## begin Records to process

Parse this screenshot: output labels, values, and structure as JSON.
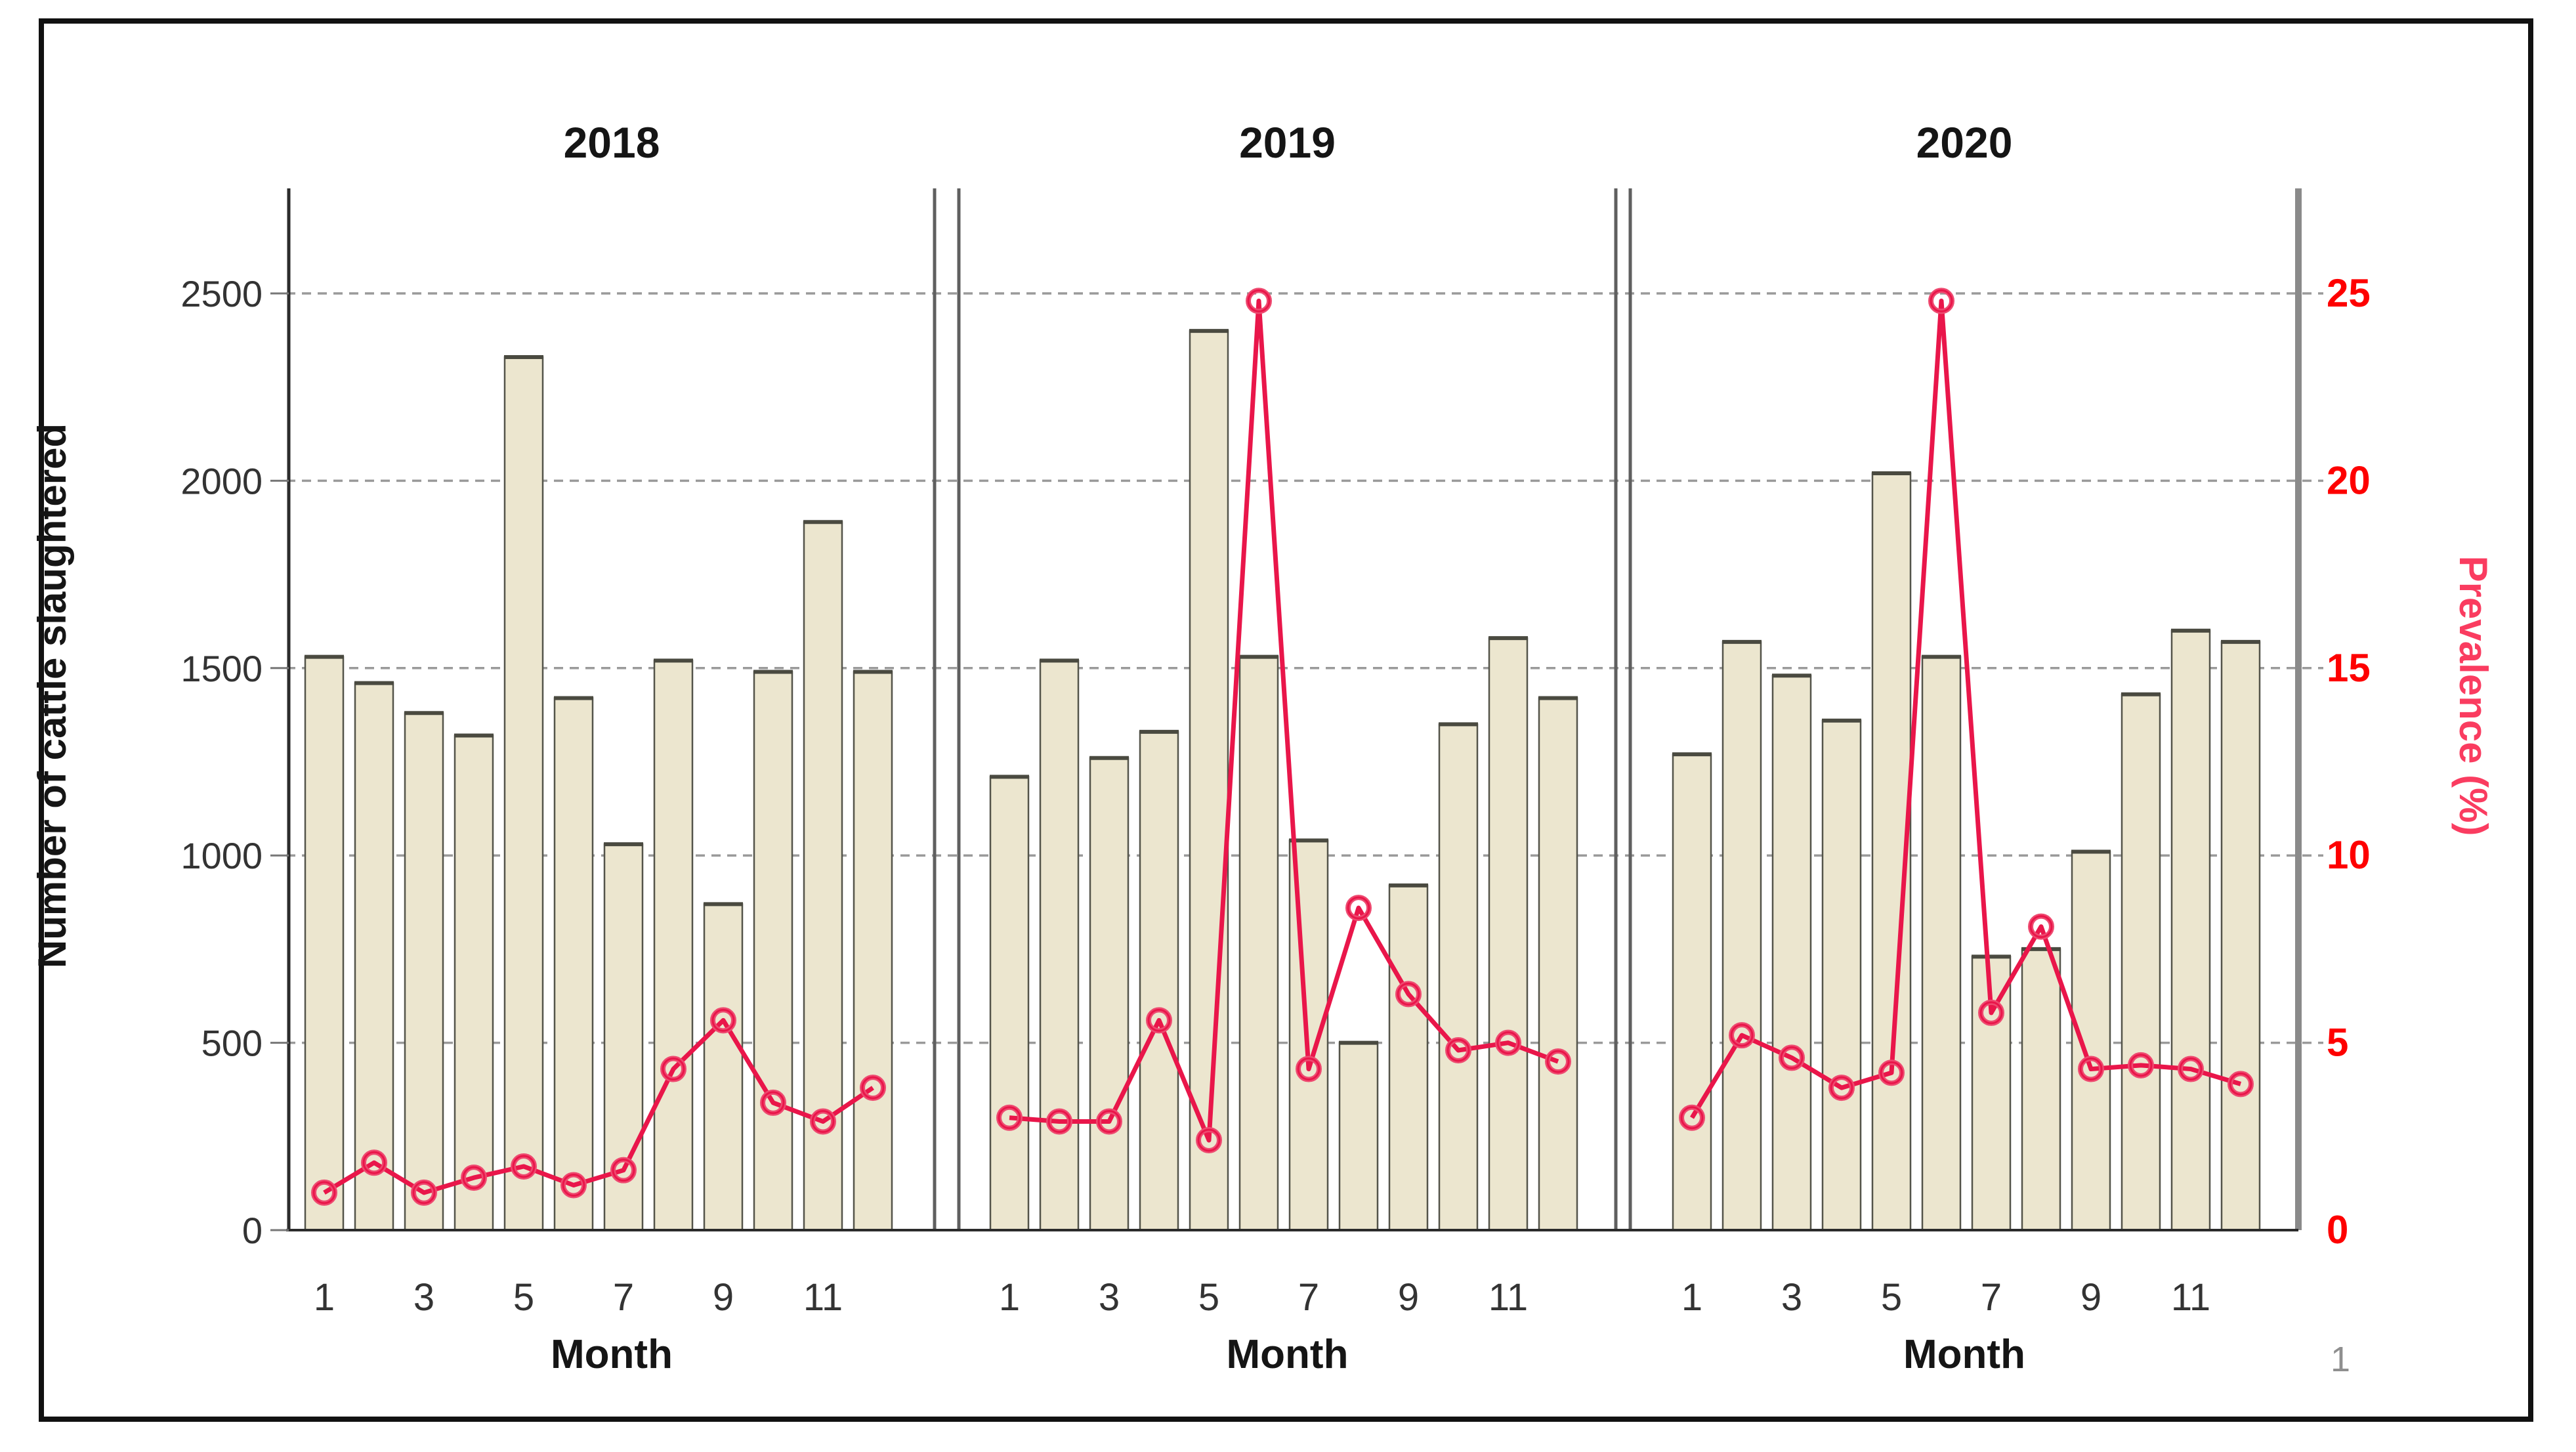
{
  "page": {
    "number": "1"
  },
  "chart_data": {
    "type": "bar",
    "subtype": "paneled-combo-bar-line",
    "panel_variable": "Year",
    "x_axis": {
      "label": "Month",
      "months": [
        1,
        2,
        3,
        4,
        5,
        6,
        7,
        8,
        9,
        10,
        11,
        12
      ],
      "tick_months": [
        1,
        3,
        5,
        7,
        9,
        11
      ],
      "tick_labels": [
        "1",
        "3",
        "5",
        "7",
        "9",
        "11"
      ]
    },
    "left_axis": {
      "label": "Number of cattle slaughtered",
      "ticks": [
        0,
        500,
        1000,
        1500,
        2000,
        2500
      ],
      "tick_order_top_down": [
        2500,
        2000,
        1500,
        1000,
        500,
        0
      ],
      "range": [
        0,
        2750
      ],
      "applies_to": "bars"
    },
    "right_axis": {
      "label": "Prevalence (%)",
      "ticks": [
        0,
        5,
        10,
        15,
        20,
        25
      ],
      "tick_order_top_down": [
        25,
        20,
        15,
        10,
        5,
        0
      ],
      "range": [
        0,
        27.5
      ],
      "applies_to": "line"
    },
    "grid": "horizontal-dashed",
    "legend_position": "none",
    "panels": [
      {
        "year": "2018",
        "cattle_slaughtered": [
          1530,
          1460,
          1380,
          1320,
          2330,
          1420,
          1030,
          1520,
          870,
          1490,
          1890,
          1490
        ],
        "prevalence_pct": [
          1.0,
          1.8,
          1.0,
          1.4,
          1.7,
          1.2,
          1.6,
          4.3,
          5.6,
          3.4,
          2.9,
          3.8
        ]
      },
      {
        "year": "2019",
        "cattle_slaughtered": [
          1210,
          1520,
          1260,
          1330,
          2400,
          1530,
          1040,
          500,
          920,
          1350,
          1580,
          1420
        ],
        "prevalence_pct": [
          3.0,
          2.9,
          2.9,
          5.6,
          2.4,
          24.8,
          4.3,
          8.6,
          6.3,
          4.8,
          5.0,
          4.5
        ]
      },
      {
        "year": "2020",
        "cattle_slaughtered": [
          1270,
          1570,
          1480,
          1360,
          2020,
          1530,
          730,
          750,
          1010,
          1430,
          1600,
          1570
        ],
        "prevalence_pct": [
          3.0,
          5.2,
          4.6,
          3.8,
          4.2,
          24.8,
          5.8,
          8.1,
          4.3,
          4.4,
          4.3,
          3.9
        ]
      }
    ],
    "colors": {
      "bar_fill": "#ece6cf",
      "bar_border": "#54544a",
      "bar_cap": "#4a4a40",
      "line": "#e9164a",
      "marker_ring": "#ee4a70",
      "grid": "#9a9a9a",
      "axis_text": "#333333",
      "title_text": "#151515",
      "right_axis_tick_text": "#fe0000",
      "right_axis_label_text": "#fa3c60",
      "frame": "#5f5f5f",
      "page_number": "#8f8f8f"
    }
  }
}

## end Records to process

Task statement ::
Pictures are to be left out; the records above must be repeated word for word.

In response ::
Parse this screenshot: output labels, values, and structure as JSON.
{
  "page": {
    "number": "1"
  },
  "chart_data": {
    "type": "bar",
    "subtype": "paneled-combo-bar-line",
    "panel_variable": "Year",
    "x_axis": {
      "label": "Month",
      "months": [
        1,
        2,
        3,
        4,
        5,
        6,
        7,
        8,
        9,
        10,
        11,
        12
      ],
      "tick_months": [
        1,
        3,
        5,
        7,
        9,
        11
      ],
      "tick_labels": [
        "1",
        "3",
        "5",
        "7",
        "9",
        "11"
      ]
    },
    "left_axis": {
      "label": "Number of cattle slaughtered",
      "ticks": [
        0,
        500,
        1000,
        1500,
        2000,
        2500
      ],
      "tick_order_top_down": [
        2500,
        2000,
        1500,
        1000,
        500,
        0
      ],
      "range": [
        0,
        2750
      ],
      "applies_to": "bars"
    },
    "right_axis": {
      "label": "Prevalence (%)",
      "ticks": [
        0,
        5,
        10,
        15,
        20,
        25
      ],
      "tick_order_top_down": [
        25,
        20,
        15,
        10,
        5,
        0
      ],
      "range": [
        0,
        27.5
      ],
      "applies_to": "line"
    },
    "grid": "horizontal-dashed",
    "legend_position": "none",
    "panels": [
      {
        "year": "2018",
        "cattle_slaughtered": [
          1530,
          1460,
          1380,
          1320,
          2330,
          1420,
          1030,
          1520,
          870,
          1490,
          1890,
          1490
        ],
        "prevalence_pct": [
          1.0,
          1.8,
          1.0,
          1.4,
          1.7,
          1.2,
          1.6,
          4.3,
          5.6,
          3.4,
          2.9,
          3.8
        ]
      },
      {
        "year": "2019",
        "cattle_slaughtered": [
          1210,
          1520,
          1260,
          1330,
          2400,
          1530,
          1040,
          500,
          920,
          1350,
          1580,
          1420
        ],
        "prevalence_pct": [
          3.0,
          2.9,
          2.9,
          5.6,
          2.4,
          24.8,
          4.3,
          8.6,
          6.3,
          4.8,
          5.0,
          4.5
        ]
      },
      {
        "year": "2020",
        "cattle_slaughtered": [
          1270,
          1570,
          1480,
          1360,
          2020,
          1530,
          730,
          750,
          1010,
          1430,
          1600,
          1570
        ],
        "prevalence_pct": [
          3.0,
          5.2,
          4.6,
          3.8,
          4.2,
          24.8,
          5.8,
          8.1,
          4.3,
          4.4,
          4.3,
          3.9
        ]
      }
    ],
    "colors": {
      "bar_fill": "#ece6cf",
      "bar_border": "#54544a",
      "bar_cap": "#4a4a40",
      "line": "#e9164a",
      "marker_ring": "#ee4a70",
      "grid": "#9a9a9a",
      "axis_text": "#333333",
      "title_text": "#151515",
      "right_axis_tick_text": "#fe0000",
      "right_axis_label_text": "#fa3c60",
      "frame": "#5f5f5f",
      "page_number": "#8f8f8f"
    }
  }
}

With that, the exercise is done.